Print the entries that appear below, exactly as written and without their pictures.

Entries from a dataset
◆ ◆ ◆

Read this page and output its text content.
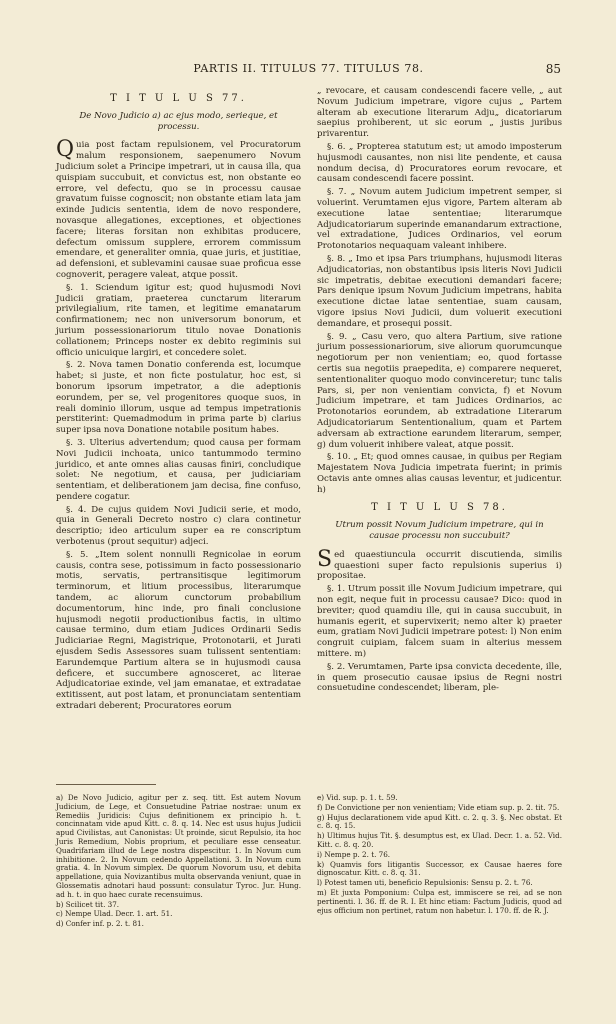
PARTIS II. TITULUS 77. TITULUS 78.	85
T I T U L U S 77.
De Novo Judicio a) ac ejus modo, serieque, et processu.

Quia post factam repulsionem, vel Procuratorum malum responsionem, saepenumero Novum Judicium solet a Principe impetrari, ut in causa illa, qua quispiam succubuit, et convictus est, non obstante eo errore, vel defectu, quo se in processu causae gravatum fuisse cognoscit; non obstante etiam lata jam exinde Judicis sententia, idem de novo respondere, novasque allegationes, exceptiones, et objectiones facere; literas forsitan non exhibitas producere, defectum omissum supplere, errorem commissum emendare, et generaliter omnia, quae juris, et justitiae, ad defensioni, et sublevamini causae suae proficua esse cognoverit, peragere valeat, atque possit.

§. 1. Sciendum igitur est; quod hujusmodi Novi Judicii gratiam, praeterea cunctarum literarum privilegialium, rite tamen, et legitime emanatarum confirmationem; nec non universorum bonorum, et jurium possessionariorum titulo novae Donationis collationem; Princeps noster ex debito regiminis sui officio unicuique largiri, et concedere solet.

§. 2. Nova tamen Donatio conferenda est, locumque habet; si juste, et non ficte postulatur, hoc est, si bonorum ipsorum impetrator, a die adeptionis eorundem, per se, vel progenitores quoque suos, in reali dominio illorum, usque ad tempus impetrationis perstiterint: Quemadmodum in prima parte b) clarius super ipsa nova Donatione notabile positum habes.

§. 3. Ulterius advertendum; quod causa per formam Novi Judicii inchoata, unico tantummodo termino juridico, et ante omnes alias causas finiri, concludique solet: Ne negotium, et causa, per judiciariam sententiam, et deliberationem jam decisa, fine confuso, pendere cogatur.

§. 4. De cujus quidem Novi Judicii serie, et modo, quia in Generali Decreto nostro c) clara continetur descriptio; ideo articulum super ea re conscriptum verbotenus (prout sequitur) adjeci.

§. 5. „Item solent nonnulli Regnicolae in eorum causis, contra sese, potissimum in facto possessionario motis, servatis, pertransitisque legitimorum terminorum, et litium processibus, literarumque tandem, ac aliorum cunctorum probabilium documentorum, hinc inde, pro finali conclusione hujusmodi negotii productionibus factis, in ultimo causae termino, dum etiam Judices Ordinarii Sedis Judiciariae Regni, Magistrique, Protonotarii, et Jurati ejusdem Sedis Assessores suam tulissent sententiam: Earundemque Partium altera se in hujusmodi causa deficere, et succumbere agnosceret, ac literae Adjudicatoriae exinde, vel jam emanatae, et extradatae extitissent, aut post latam, et pronunciatam sententiam extradari deberent; Procuratores eorum

„ revocare, et causam condescendi facere velle, „ aut Novum Judicium impetrare, vigore cujus „ Partem alteram ab executione literarum Adju„ dicatoriarum saepius prohiberent, ut sic eorum „ justis juribus privarentur.

§. 6. „ Propterea statutum est; ut amodo imposterum hujusmodi causantes, non nisi lite pendente, et causa nondum decisa, d) Procuratores eorum revocare, et causam condescendi facere possint.

§. 7. „ Novum autem Judicium impetrent semper, si voluerint. Verumtamen ejus vigore, Partem alteram ab executione latae sententiae; literarumque Adjudicatoriarum superinde emanandarum extractione, vel extradatione, Judices Ordinarios, vel eorum Protonotarios nequaquam valeant inhibere.

§. 8. „ Imo et ipsa Pars triumphans, hujusmodi literas Adjudicatorias, non obstantibus ipsis literis Novi Judicii sic impetratis, debitae executioni demandari facere; Pars denique ipsum Novum Judicium impetrans, habita executione dictae latae sententiae, suam causam, vigore ipsius Novi Judicii, dum voluerit executioni demandare, et prosequi possit.

§. 9. „ Casu vero, quo altera Partium, sive ratione jurium possessionariorum, sive aliorum quorumcunque negotiorum per non venientiam; eo, quod fortasse certis sua negotiis praepedita, e) comparere nequeret, sententionaliter quoquo modo convinceretur; tunc talis Pars, si, per non venientiam convicta, f) et Novum Judicium impetrare, et tam Judices Ordinarios, ac Protonotarios eorundem, ab extradatione Literarum Adjudicatoriarum Sententionalium, quam et Partem adversam ab extractione earundem literarum, semper, g) dum voluerit inhibere valeat, atque possit.

§. 10. „ Et; quod omnes causae, in quibus per Regiam Majestatem Nova Judicia impetrata fuerint; in primis Octavis ante omnes alias causas leventur, et judicentur. h)

T I T U L U S 78.
Utrum possit Novum Judicium impetrare, qui in causae processu non succubuit?

Sed quaestiuncula occurrit discutienda, similis quaestioni super facto repulsionis superius i) propositae.

§. 1. Utrum possit ille Novum Judicium impetrare, qui non egit, neque fuit in processu causae? Dico: quod in breviter; quod quamdiu ille, qui in causa succubuit, in humanis egerit, et supervixerit; nemo alter k) praeter eum, gratiam Novi Judicii impetrare potest: l) Non enim congruit cuipiam, falcem suam in alterius messem mittere. m)

§. 2. Verumtamen, Parte ipsa convicta decedente, ille, in quem prosecutio causae ipsius de Regni nostri consuetudine condescendet; liberam, ple-

a) De Novo Judicio, agitur per z. seq. titt. Est autem Novum Judicium, de Lege, et Consuetudine Patriae nostrae: unum ex Remediis Juridicis: Cujus definitionem ex principio h. t. concinnatam vide apud Kitt. c. 8. q. 14. Nec est usus hujus Judicii apud Civilistas, aut Canonistas: Ut proinde, sicut Repulsio, ita hoc Juris Remedium, Nobis proprium, et peculiare esse censeatur. Quadrifariam illud de Lege nostra dispescitur. 1. In Novum cum inhibitione. 2. In Novum cedendo Appellationi. 3. In Novum cum gratia. 4. In Novum simplex. De quorum Novorum usu, et debita appellatione, quia Novizantibus multa observanda veniunt, quae in Glossematis adnotari haud possunt: consulatur Tyroc. Jur. Hung. ad h. t. in quo haec curate recensuimus.
b) Scilicet tit. 37.
c) Nempe Ulad. Decr. 1. art. 51.
d) Confer inf. p. 2. t. 81.
e) Vid. sup. p. 1. t. 59.
f) De Convictione per non venientiam; Vide etiam sup. p. 2. tit. 75.
g) Hujus declarationem vide apud Kitt. c. 2. q. 3. §. Nec obstat. Et c. 8. q. 15.
h) Ultimus hujus Tit. §. desumptus est, ex Ulad. Decr. 1. a. 52. Vid. Kitt. c. 8. q. 20.
i) Nempe p. 2. t. 76.
k) Quamvis fors litigantis Successor, ex Causae haeres fore dignoscatur. Kitt. c. 8. q. 31.
l) Potest tamen uti, beneficio Repulsionis: Sensu p. 2. t. 76.
m) Et juxta Pomponium: Culpa est, immiscere se rei, ad se non pertinenti. l. 36. ff. de R. I. Et hinc etiam: Factum Judicis, quod ad ejus officium non pertinet, ratum non habetur. l. 170. ff. de R. J.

◆ ◆ ◆

**COMPLETE OUTPUT:**
Read this page and output its text content.
PARTIS II. TITULUS 77. TITULUS 78.	85
T I T U L U S 77.
De Novo Judicio a) ac ejus modo, serieque, et processu.

Quia post factam repulsionem, vel Procuratorum malum responsionem, saepenumero Novum Judicium solet a Principe impetrari, ut in causa illa, qua quispiam succubuit, et convictus est, non obstante eo errore, vel defectu, quo se in processu causae gravatum fuisse cognoscit; non obstante etiam lata jam exinde Judicis sententia, idem de novo respondere, novasque allegationes, exceptiones, et objectiones facere; literas forsitan non exhibitas producere, defectum omissum supplere, errorem commissum emendare, et generaliter omnia, quae juris, et justitiae, ad defensioni, et sublevamini causae suae proficua esse cognoverit, peragere valeat, atque possit.

§. 1. Sciendum igitur est; quod hujusmodi Novi Judicii gratiam, praeterea cunctarum literarum privilegialium, rite tamen, et legitime emanatarum confirmationem; nec non universorum bonorum, et jurium possessionariorum titulo novae Donationis collationem; Princeps noster ex debito regiminis sui officio unicuique largiri, et concedere solet.

§. 2. Nova tamen Donatio conferenda est, locumque habet; si juste, et non ficte postulatur, hoc est, si bonorum ipsorum impetrator, a die adeptionis eorundem, per se, vel progenitores quoque suos, in reali dominio illorum, usque ad tempus impetrationis perstiterint: Quemadmodum in prima parte b) clarius super ipsa nova Donatione notabile positum habes.

§. 3. Ulterius advertendum; quod causa per formam Novi Judicii inchoata, unico tantummodo termino juridico, et ante omnes alias causas finiri, concludique solet: Ne negotium, et causa, per judiciariam sententiam, et deliberationem jam decisa, fine confuso, pendere cogatur.

§. 4. De cujus quidem Novi Judicii serie, et modo, quia in Generali Decreto nostro c) clara continetur descriptio; ideo articulum super ea re conscriptum verbotenus (prout sequitur) adjeci.

§. 5. „Item solent nonnulli Regnicolae in eorum causis, contra sese, potissimum in facto possessionario motis, servatis, pertransitisque legitimorum terminorum, et litium processibus, literarumque tandem, ac aliorum cunctorum probabilium documentorum, hinc inde, pro finali conclusione hujusmodi negotii productionibus factis, in ultimo causae termino, dum etiam Judices Ordinarii Sedis Judiciariae Regni, Magistrique, Protonotarii, et Jurati ejusdem Sedis Assessores suam tulissent sententiam: Earundemque Partium altera se in hujusmodi causa deficere, et succumbere agnosceret, ac literae Adjudicatoriae exinde, vel jam emanatae, et extradatae extitissent, aut post latam, et pronunciatam sententiam extradari deberent; Procuratores eorum

„ revocare, et causam condescendi facere velle, „ aut Novum Judicium impetrare, vigore cujus „ Partem alteram ab executione literarum Adju„ dicatoriarum saepius prohiberent, ut sic eorum „ justis juribus privarentur.

§. 6. „ Propterea statutum est; ut amodo imposterum hujusmodi causantes, non nisi lite pendente, et causa nondum decisa, d) Procuratores eorum revocare, et causam condescendi facere possint.

§. 7. „ Novum autem Judicium impetrent semper, si voluerint. Verumtamen ejus vigore, Partem alteram ab executione latae sententiae; literarumque Adjudicatoriarum superinde emanandarum extractione, vel extradatione, Judices Ordinarios, vel eorum Protonotarios nequaquam valeant inhibere.

§. 8. „ Imo et ipsa Pars triumphans, hujusmodi literas Adjudicatorias, non obstantibus ipsis literis Novi Judicii sic impetratis, debitae executioni demandari facere; Pars denique ipsum Novum Judicium impetrans, habita executione dictae latae sententiae, suam causam, vigore ipsius Novi Judicii, dum voluerit executioni demandare, et prosequi possit.

§. 9. „ Casu vero, quo altera Partium, sive ratione jurium possessionariorum, sive aliorum quorumcunque negotiorum per non venientiam; eo, quod fortasse certis sua negotiis praepedita, e) comparere nequeret, sententionaliter quoquo modo convinceretur; tunc talis Pars, si, per non venientiam convicta, f) et Novum Judicium impetrare, et tam Judices Ordinarios, ac Protonotarios eorundem, ab extradatione Literarum Adjudicatoriarum Sententionalium, quam et Partem adversam ab extractione earundem literarum, semper, g) dum voluerit inhibere valeat, atque possit.

§. 10. „ Et; quod omnes causae, in quibus per Regiam Majestatem Nova Judicia impetrata fuerint; in primis Octavis ante omnes alias causas leventur, et judicentur. h)

T I T U L U S 78.
Utrum possit Novum Judicium impetrare, qui in causae processu non succubuit?

Sed quaestiuncula occurrit discutienda, similis quaestioni super facto repulsionis superius i) propositae.

§. 1. Utrum possit ille Novum Judicium impetrare, qui non egit, neque fuit in processu causae? Dico: quod in breviter; quod quamdiu ille, qui in causa succubuit, in humanis egerit, et supervixerit; nemo alter k) praeter eum, gratiam Novi Judicii impetrare potest: l) Non enim congruit cuipiam, falcem suam in alterius messem mittere. m)

§. 2. Verumtamen, Parte ipsa convicta decedente, ille, in quem prosecutio causae ipsius de Regni nostri consuetudine condescendet; liberam, ple-

a) De Novo Judicio, agitur per z. seq. titt. Est autem Novum Judicium, de Lege, et Consuetudine Patriae nostrae: unum ex Remediis Juridicis: Cujus definitionem ex principio h. t. concinnatam vide apud Kitt. c. 8. q. 14. Nec est usus hujus Judicii apud Civilistas, aut Canonistas: Ut proinde, sicut Repulsio, ita hoc Juris Remedium, Nobis proprium, et peculiare esse censeatur. Quadrifariam illud de Lege nostra dispescitur. 1. In Novum cum inhibitione. 2. In Novum cedendo Appellationi. 3. In Novum cum gratia. 4. In Novum simplex. De quorum Novorum usu, et debita appellatione, quia Novizantibus multa observanda veniunt, quae in Glossematis adnotari haud possunt: consulatur Tyroc. Jur. Hung. ad h. t. in quo haec curate recensuimus.
b) Scilicet tit. 37.
c) Nempe Ulad. Decr. 1. art. 51.
d) Confer inf. p. 2. t. 81.
e) Vid. sup. p. 1. t. 59.
f) De Convictione per non venientiam; Vide etiam sup. p. 2. tit. 75.
g) Hujus declarationem vide apud Kitt. c. 2. q. 3. §. Nec obstat. Et c. 8. q. 15.
h) Ultimus hujus Tit. §. desumptus est, ex Ulad. Decr. 1. a. 52. Vid. Kitt. c. 8. q. 20.
i) Nempe p. 2. t. 76.
k) Quamvis fors litigantis Successor, ex Causae haeres fore dignoscatur. Kitt. c. 8. q. 31.
l) Potest tamen uti, beneficio Repulsionis: Sensu p. 2. t. 76.
m) Et juxta Pomponium: Culpa est, immiscere se rei, ad se non pertinenti. l. 36. ff. de R. I. Et hinc etiam: Factum Judicis, quod ad ejus officium non pertinet, ratum non habetur. l. 170. ff. de R. J.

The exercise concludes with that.